Fragment dokumentu |
Niech żyje Wolny Syjam!
  •  

Grímkel

Cytat: JasiekChrusty w Październik 30, 2019, 12:32:46
oczasek – zegarek, przyrząd umożliwiający być o czasie :) Trochę niezgrabnie pobrzmiewa mi postać niezdrobniona (oczas – zegar), ale za to samoistnie podsuwają się słowa pochodne: oczesny – punktualny, ocześnie – punktualnie
Strasznie naciągane. Nie wiem, czy jakiekolwiek polskie słowo jest derywowane od wyrażenia przyimkowego z ,,o", a już na pewno nie w taki dziwny sposób — słowo tak utworzone miało by znaczenie ,,rzecz o czasie", a nie ,,rzecz powodująca, że ktoś jest o czasie", tak samo jak ,,międzytorze" jest między torami, a nie powoduje, że ktoś jest między torami. Tak po prostu nie działa ten rodzaj derywacji.
  •  

Henryk Pruthenia

Im bardziej widzę praktykę wykonania czystopolszczyzny, tym coraz bardziej jestem temu projektowi przeciwny. O ile są silne argumenty za, przede wszystkim "rytm mowy", to wykonanie tego jest straszne.

Ainigmos

Słownictwo nie może upodobnić się do poharatanego wykorzeniającymi wtrętami drzewa bez korzeni - oto hasło czyścielskiego słowodzieja
  •  

mijero

Cytat: Henryk Pruthenia w Październik 30, 2019, 20:38:20
Im bardziej widzę praktykę wykonania czystopolszczyzny, tym coraz bardziej jestem temu projektowi przeciwny. O ile są silne argumenty za, przede wszystkim "rytm mowy", to wykonanie tego jest straszne.

A nieco bardziej rzeczowy by się nie dało? Dosłownie wszystko pogrąża w rozgoryczeniu i wywołuje załamanie rąk?

Cytat: Grímkel w Październik 30, 2019, 20:24:33
Strasznie naciągane. Nie wiem, czy jakiekolwiek polskie słowo jest derywowane od wyrażenia przyimkowego z ,,o", a już na pewno nie w taki dziwny sposób — słowo tak utworzone miało by znaczenie ,,rzecz o czasie", a nie ,,rzecz powodująca, że ktoś jest o czasie", tak samo jak ,,międzytorze" jest między torami, a nie powoduje, że ktoś jest między torami. Tak po prostu nie działa ten rodzaj derywacji.

Zadania do rozwiązania |
1 > Jakie znaczenie ma słowo „oczasek” w cytowanym wpisie JasiekChrusty we fragmencie dyskusji o czystopolszczyźnie?
2 > Podejmij fragment dyskusji o czystopolszczyźnie po jego ostatnim zdaniu i dopisz dalszy ciąg.
Dane nie odgrywają tu żadnej roli.

Podane dane |
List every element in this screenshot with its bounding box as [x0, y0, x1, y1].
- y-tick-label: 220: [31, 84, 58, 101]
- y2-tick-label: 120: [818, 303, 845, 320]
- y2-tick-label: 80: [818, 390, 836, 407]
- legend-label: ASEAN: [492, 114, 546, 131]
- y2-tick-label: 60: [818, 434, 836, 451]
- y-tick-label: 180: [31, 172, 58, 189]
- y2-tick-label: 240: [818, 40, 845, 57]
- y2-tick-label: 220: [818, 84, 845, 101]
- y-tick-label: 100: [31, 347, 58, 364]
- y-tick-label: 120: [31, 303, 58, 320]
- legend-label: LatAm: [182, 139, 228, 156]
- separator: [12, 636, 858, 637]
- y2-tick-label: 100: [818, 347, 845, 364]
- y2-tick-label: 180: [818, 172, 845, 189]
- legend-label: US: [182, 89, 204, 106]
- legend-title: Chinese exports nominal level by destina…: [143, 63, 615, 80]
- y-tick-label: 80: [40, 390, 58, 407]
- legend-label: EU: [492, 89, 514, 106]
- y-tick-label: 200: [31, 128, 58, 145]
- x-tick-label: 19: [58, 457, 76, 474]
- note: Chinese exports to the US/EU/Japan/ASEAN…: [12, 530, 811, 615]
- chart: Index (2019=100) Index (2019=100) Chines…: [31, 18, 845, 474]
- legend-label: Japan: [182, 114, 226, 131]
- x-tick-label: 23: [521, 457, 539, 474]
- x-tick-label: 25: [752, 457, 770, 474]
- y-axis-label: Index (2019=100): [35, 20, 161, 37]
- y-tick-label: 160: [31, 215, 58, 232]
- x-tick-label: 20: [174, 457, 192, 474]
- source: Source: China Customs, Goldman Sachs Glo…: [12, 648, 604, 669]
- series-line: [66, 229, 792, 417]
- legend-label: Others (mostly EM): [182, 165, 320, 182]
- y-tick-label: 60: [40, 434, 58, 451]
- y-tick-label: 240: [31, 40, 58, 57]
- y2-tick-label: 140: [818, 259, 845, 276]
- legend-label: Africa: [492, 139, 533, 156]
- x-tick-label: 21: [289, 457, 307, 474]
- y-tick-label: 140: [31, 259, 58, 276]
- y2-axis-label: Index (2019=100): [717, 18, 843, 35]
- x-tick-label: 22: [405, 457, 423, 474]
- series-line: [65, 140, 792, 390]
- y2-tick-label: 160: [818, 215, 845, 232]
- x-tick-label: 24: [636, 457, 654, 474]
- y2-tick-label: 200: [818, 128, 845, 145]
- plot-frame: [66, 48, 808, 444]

Odpowiedzi do zadań |
1 > Zegarek, czyli przyrząd umożliwiający być o czasie.

2 >
Ja słyszałem dwa. Oba niesłownikowe i użyte dowcipnie, ale słyszałem: ,,nie ojejkuj mi tu" oraz ,,ale ty jesteś oretny" tzn. niemożliwy. Trochę w tym samym dowcipnym duchu podałem swoje słowo, stąd uśmieszek. A gdyby przyjąć odwrotny nawód (kierunek) rozwoju – przymiotnik oczesny > rzeczownik oczesność > rzeczownik oczasek (przyrząd umożliwiający oczesność), to byłoby to poprawne?

Tak w ogóle, tych wyrażeń z ,,o" nie ma zbyt wiele, więc może dlatego nie ma wyrazów pochodnych? A znaczna część wyrażeń ,,o" + jedno słowo, które przychodzą mi do głowy, są wskazywaniem czasu, pory dnia: o czasie, o brzasku, o poranku, o zmroku, o zmierzchu, o wschodzie. Może zatem gdyby już coś miało powstać, to właśnie z czasem miałoby to związek? Istnieją takie rzadkie nazwiska: Oczasek i Obrzesny. Pierwsze zapożyczeniem z czeskiego, a drugie wykoślawieniem od Obrzez(a)ny?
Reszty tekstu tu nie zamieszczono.